**What to work on**
Pictures aside, quote the whole listing exactly.

[Collected data]
———

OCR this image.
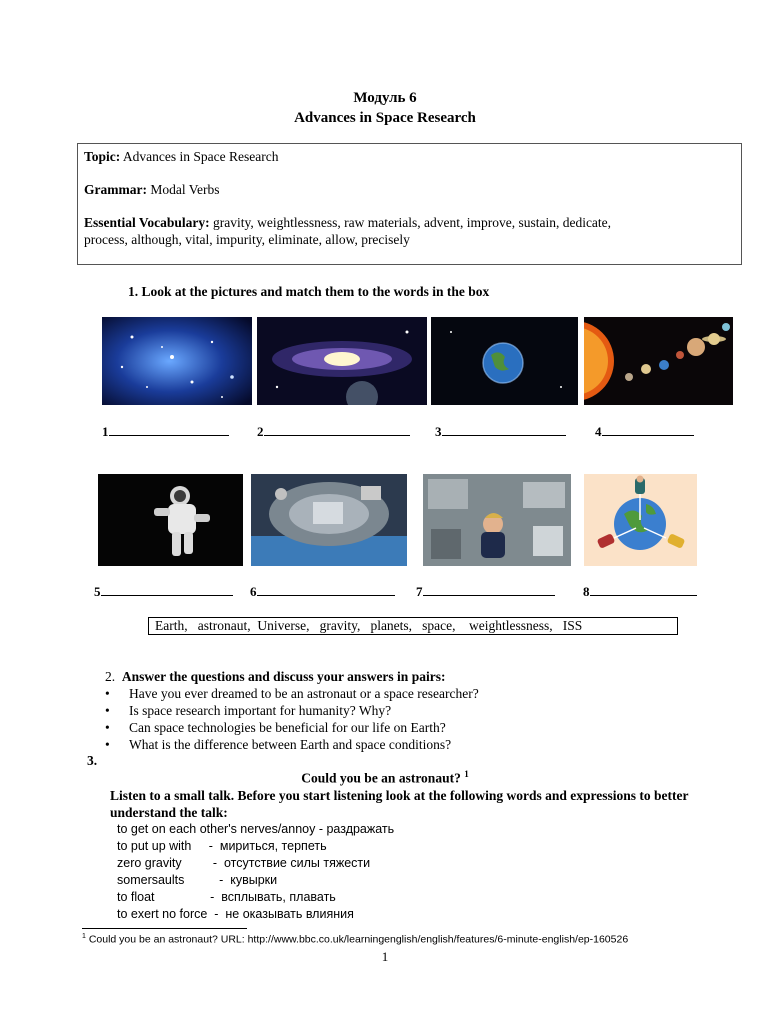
Модуль 6
Advances in Space Research

Topic: Advances in Space Research

Grammar: Modal Verbs

Essential Vocabulary: gravity, weightlessness, raw materials, advent, improve, sustain, dedicate,
process, although, vital, impurity, eliminate, allow, precisely

1. Look at the pictures and match them to the words in the box
1	2	3	4
5	6	7	8
Earth,   astronaut,  Universe,   gravity,   planets,   space,    weightlessness,   ISS
2. Answer the questions and discuss your answers in pairs:
• Have you ever dreamed to be an astronaut or a space researcher?
• Is space research important for humanity? Why?
• Can space technologies be beneficial for our life on Earth?
• What is the difference between Earth and space conditions?
3.
Could you be an astronaut? $^1$
Listen to a small talk. Before you start listening look at the following words and expressions to better understand the talk:
to get on each other's nerves/annoy - раздражать
to put up with     -  мириться, терпеть
zero gravity         -  отсутствие силы тяжести
somersaults          -  кувырки
to float                -  всплывать, плавать
to exert no force  -  не оказывать влияния
$^1$ Could you be an astronaut? URL: http://www.bbc.co.uk/learningenglish/english/features/6-minute-english/ep-160526
1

———

**Result of this task**
OCR this image.
Модуль 6
Advances in Space Research

Topic: Advances in Space Research

Grammar: Modal Verbs

Essential Vocabulary: gravity, weightlessness, raw materials, advent, improve, sustain, dedicate,
process, although, vital, impurity, eliminate, allow, precisely

1. Look at the pictures and match them to the words in the box
1	2	3	4
5	6	7	8
Earth,   astronaut,  Universe,   gravity,   planets,   space,    weightlessness,   ISS
2. Answer the questions and discuss your answers in pairs:
• Have you ever dreamed to be an astronaut or a space researcher?
• Is space research important for humanity? Why?
• Can space technologies be beneficial for our life on Earth?
• What is the difference between Earth and space conditions?
3.
Could you be an astronaut? $^1$
Listen to a small talk. Before you start listening look at the following words and expressions to better understand the talk:
to get on each other's nerves/annoy - раздражать
to put up with     -  мириться, терпеть
zero gravity         -  отсутствие силы тяжести
somersaults          -  кувырки
to float                -  всплывать, плавать
to exert no force  -  не оказывать влияния
$^1$ Could you be an astronaut? URL: http://www.bbc.co.uk/learningenglish/english/features/6-minute-english/ep-160526
1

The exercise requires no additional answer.